## INSTRUCTIONS FOR THE TASK
Check each line of the listing for the string "Last", count the lines that have it, and answer with that number only.

# # # # # # #

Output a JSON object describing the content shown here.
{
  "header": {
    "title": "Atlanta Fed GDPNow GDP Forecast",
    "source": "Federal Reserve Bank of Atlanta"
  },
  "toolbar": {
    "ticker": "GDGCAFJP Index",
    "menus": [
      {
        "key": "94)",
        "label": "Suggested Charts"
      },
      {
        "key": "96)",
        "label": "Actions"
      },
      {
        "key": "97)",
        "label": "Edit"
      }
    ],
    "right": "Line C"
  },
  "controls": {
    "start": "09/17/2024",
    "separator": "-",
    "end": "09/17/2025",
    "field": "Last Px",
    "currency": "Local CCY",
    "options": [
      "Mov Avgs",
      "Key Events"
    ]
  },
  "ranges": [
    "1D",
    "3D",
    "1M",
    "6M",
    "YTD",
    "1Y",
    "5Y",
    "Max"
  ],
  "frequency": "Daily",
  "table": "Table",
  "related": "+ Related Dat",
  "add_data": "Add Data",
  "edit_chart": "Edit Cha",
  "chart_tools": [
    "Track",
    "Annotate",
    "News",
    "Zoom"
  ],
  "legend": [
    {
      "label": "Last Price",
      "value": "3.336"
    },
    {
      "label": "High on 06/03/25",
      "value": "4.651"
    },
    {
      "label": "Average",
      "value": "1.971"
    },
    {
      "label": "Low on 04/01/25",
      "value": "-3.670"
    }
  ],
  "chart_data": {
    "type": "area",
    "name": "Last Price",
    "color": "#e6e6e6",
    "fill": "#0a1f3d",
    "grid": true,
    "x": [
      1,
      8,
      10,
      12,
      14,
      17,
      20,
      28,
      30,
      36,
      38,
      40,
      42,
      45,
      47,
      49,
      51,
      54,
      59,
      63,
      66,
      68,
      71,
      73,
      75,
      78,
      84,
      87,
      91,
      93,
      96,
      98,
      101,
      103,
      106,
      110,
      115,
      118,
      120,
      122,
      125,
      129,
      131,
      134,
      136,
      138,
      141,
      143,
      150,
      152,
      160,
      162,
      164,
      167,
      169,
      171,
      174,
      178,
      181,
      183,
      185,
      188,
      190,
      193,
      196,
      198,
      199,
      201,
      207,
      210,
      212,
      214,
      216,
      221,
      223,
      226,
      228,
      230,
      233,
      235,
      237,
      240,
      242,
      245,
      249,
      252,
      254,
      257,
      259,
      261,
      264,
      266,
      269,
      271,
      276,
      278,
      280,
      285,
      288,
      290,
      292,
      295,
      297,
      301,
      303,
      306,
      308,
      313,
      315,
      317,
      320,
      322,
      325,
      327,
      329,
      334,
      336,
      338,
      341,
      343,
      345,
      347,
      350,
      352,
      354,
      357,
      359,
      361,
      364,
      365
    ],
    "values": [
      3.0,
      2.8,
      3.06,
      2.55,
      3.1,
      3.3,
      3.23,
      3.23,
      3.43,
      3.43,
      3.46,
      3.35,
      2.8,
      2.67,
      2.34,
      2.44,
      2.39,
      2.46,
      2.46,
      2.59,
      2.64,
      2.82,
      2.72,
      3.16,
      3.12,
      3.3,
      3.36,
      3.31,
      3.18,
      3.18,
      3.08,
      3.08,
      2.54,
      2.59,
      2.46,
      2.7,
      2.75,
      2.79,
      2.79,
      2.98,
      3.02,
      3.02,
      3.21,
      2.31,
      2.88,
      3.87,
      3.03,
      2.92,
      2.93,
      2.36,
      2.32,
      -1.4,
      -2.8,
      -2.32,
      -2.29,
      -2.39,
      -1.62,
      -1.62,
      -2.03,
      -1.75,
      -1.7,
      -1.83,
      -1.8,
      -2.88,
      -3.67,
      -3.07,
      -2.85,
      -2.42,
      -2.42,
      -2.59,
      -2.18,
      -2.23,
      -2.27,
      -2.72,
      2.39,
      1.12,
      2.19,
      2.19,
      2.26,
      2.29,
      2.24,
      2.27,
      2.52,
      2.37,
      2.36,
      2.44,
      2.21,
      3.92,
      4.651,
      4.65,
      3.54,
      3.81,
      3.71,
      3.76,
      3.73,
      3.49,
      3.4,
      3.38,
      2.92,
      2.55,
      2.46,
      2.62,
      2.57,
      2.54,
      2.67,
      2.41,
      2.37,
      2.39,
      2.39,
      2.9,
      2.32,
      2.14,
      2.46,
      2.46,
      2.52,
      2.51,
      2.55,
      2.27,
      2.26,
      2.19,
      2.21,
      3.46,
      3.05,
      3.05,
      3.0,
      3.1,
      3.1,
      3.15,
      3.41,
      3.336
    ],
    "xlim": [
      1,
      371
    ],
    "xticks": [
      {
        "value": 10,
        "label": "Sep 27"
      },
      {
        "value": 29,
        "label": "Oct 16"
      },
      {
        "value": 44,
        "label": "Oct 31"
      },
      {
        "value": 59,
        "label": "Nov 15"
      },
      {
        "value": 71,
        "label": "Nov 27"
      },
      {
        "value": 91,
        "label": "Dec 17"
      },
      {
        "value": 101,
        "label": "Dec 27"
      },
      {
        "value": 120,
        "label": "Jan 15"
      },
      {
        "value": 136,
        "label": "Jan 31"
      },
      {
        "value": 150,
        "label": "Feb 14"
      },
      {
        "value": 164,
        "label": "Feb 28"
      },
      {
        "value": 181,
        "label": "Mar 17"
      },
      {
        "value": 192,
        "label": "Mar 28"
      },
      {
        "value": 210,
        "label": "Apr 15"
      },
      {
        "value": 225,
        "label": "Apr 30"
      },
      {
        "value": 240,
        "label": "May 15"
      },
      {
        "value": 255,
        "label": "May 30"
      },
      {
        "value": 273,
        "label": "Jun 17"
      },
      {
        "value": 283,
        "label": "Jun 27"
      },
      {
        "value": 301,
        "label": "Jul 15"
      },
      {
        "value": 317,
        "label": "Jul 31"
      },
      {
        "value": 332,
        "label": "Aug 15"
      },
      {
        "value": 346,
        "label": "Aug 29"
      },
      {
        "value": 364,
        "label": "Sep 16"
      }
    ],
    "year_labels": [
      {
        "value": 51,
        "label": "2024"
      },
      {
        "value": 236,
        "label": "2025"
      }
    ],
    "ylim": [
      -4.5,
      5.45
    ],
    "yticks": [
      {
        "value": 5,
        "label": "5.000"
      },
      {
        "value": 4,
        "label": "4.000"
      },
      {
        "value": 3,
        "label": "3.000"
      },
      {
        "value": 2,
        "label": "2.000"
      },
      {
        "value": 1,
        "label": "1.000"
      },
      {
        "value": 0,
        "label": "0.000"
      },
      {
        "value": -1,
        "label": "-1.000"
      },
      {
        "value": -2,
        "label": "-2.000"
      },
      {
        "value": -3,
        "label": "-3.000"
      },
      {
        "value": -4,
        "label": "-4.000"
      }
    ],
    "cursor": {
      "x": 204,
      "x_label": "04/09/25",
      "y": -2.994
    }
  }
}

# # # # # # #

## RESPONSE TO THIS TASK
3